Excerpt from a dataset
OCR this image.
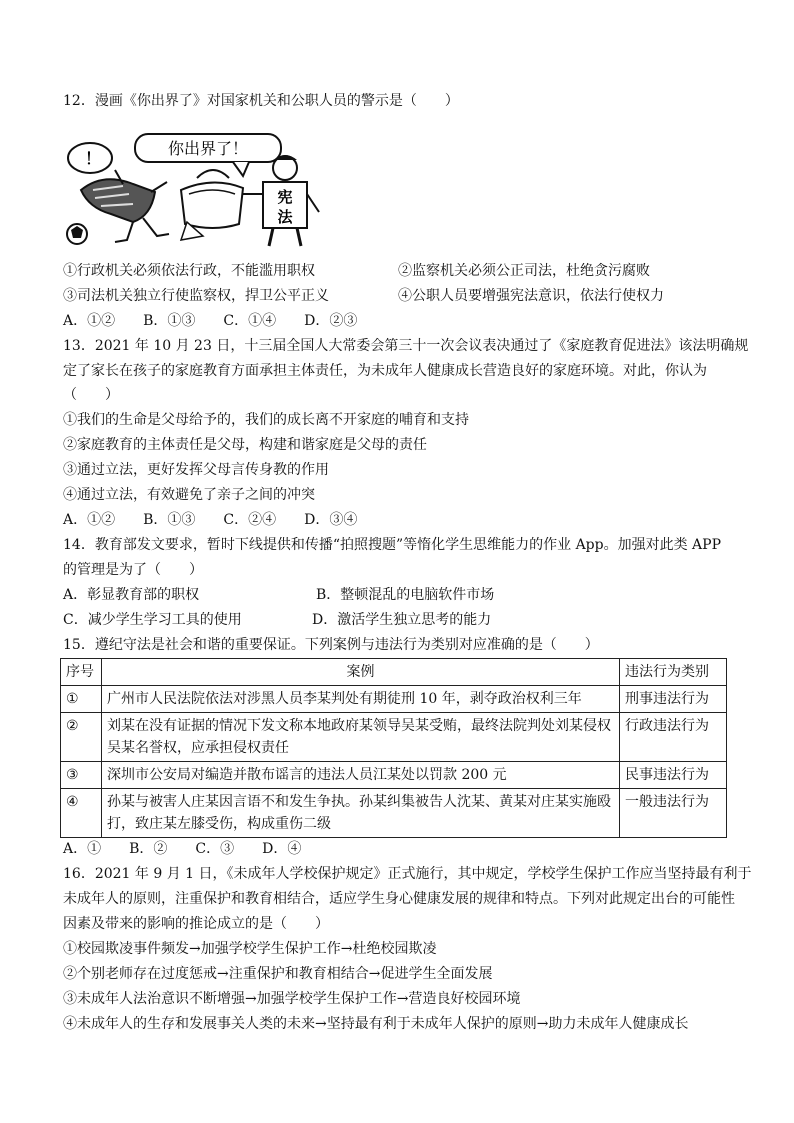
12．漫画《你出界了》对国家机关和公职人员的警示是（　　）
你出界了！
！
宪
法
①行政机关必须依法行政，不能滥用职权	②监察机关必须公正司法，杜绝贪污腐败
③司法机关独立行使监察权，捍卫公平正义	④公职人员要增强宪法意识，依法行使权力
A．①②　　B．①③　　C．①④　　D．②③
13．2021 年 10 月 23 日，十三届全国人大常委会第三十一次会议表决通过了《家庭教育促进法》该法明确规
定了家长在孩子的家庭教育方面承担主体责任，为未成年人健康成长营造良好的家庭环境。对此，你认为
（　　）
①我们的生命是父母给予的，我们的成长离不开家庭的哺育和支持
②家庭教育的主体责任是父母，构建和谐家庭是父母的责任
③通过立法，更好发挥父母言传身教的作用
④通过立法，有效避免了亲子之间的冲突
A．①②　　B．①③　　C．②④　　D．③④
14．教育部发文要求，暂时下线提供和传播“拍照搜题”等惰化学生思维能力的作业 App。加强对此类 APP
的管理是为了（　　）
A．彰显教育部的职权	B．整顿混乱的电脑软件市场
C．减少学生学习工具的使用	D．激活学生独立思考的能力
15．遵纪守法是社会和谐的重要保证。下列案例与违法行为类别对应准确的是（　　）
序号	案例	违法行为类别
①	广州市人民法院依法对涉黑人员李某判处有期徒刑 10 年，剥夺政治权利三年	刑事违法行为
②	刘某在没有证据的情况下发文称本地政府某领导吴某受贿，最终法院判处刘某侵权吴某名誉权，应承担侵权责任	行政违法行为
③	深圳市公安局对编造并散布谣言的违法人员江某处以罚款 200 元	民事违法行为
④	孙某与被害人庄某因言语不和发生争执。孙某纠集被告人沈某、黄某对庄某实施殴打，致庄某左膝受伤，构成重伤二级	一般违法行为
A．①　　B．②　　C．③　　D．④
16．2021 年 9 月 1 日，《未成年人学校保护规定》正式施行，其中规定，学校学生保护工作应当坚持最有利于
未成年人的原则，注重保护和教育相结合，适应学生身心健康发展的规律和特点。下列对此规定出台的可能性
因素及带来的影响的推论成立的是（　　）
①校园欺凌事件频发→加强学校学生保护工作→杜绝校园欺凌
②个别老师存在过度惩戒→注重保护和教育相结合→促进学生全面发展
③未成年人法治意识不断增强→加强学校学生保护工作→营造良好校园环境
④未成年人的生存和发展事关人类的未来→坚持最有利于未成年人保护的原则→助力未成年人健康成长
...
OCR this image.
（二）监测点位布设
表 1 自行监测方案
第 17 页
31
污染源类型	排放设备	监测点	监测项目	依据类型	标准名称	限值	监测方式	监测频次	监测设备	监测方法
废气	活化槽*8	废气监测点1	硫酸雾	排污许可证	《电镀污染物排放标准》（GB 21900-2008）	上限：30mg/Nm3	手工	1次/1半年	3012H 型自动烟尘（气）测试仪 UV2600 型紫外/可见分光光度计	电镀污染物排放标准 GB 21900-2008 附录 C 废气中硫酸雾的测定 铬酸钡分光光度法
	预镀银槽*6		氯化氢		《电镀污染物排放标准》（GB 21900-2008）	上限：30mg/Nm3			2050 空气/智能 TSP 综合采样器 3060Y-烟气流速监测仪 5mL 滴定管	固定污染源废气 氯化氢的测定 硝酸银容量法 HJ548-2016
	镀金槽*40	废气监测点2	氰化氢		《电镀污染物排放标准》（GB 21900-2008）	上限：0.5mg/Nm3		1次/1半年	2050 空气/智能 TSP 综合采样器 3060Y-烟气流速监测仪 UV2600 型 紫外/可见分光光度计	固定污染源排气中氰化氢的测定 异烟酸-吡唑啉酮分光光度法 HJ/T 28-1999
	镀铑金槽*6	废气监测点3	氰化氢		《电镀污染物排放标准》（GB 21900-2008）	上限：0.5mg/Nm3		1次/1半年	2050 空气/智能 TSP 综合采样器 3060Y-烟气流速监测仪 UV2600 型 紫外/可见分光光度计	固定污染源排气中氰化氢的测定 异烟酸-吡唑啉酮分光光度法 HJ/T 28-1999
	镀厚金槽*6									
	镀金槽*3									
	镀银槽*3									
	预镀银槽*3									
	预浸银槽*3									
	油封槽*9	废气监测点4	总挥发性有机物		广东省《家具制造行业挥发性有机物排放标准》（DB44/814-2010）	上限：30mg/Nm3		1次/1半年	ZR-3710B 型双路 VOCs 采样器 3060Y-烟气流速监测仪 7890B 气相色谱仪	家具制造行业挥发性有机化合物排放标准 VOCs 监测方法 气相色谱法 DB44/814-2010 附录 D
* * *
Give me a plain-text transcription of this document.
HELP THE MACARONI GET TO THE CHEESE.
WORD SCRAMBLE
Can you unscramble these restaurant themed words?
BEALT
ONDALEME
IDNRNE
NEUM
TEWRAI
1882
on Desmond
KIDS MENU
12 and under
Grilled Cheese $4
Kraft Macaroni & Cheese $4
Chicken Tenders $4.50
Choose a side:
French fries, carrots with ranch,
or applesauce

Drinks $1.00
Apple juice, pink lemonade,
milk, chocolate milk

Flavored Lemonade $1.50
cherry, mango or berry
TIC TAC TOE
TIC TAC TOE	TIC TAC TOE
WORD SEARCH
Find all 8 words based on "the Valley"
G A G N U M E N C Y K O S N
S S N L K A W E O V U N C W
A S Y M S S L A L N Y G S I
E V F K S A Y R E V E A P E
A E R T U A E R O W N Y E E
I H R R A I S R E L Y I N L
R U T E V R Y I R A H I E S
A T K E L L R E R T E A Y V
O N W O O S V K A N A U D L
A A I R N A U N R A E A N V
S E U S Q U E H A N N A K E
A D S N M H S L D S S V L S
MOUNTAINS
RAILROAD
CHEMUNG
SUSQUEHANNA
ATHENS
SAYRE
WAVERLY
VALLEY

■ GOAL OF THE EXERCISE: Track down all lines above with the string "监测方法" and copy them.

■ EXERCISE OUTPUT:
污染源类型	排放设备	监测点	监测项目	依据类型	标准名称	限值	监测方式	监测频次	监测设备	监测方法
	油封槽*9	废气监测点4	总挥发性有机物		广东省《家具制造行业挥发性有机物排放标准》（DB44/814-2010）	上限：30mg/Nm3		1次/1半年	ZR-3710B 型双路 VOCs 采样器 3060Y-烟气流速监测仪 7890B 气相色谱仪	家具制造行业挥发性有机化合物排放标准 VOCs 监测方法 气相色谱法 DB44/814-2010 附录 D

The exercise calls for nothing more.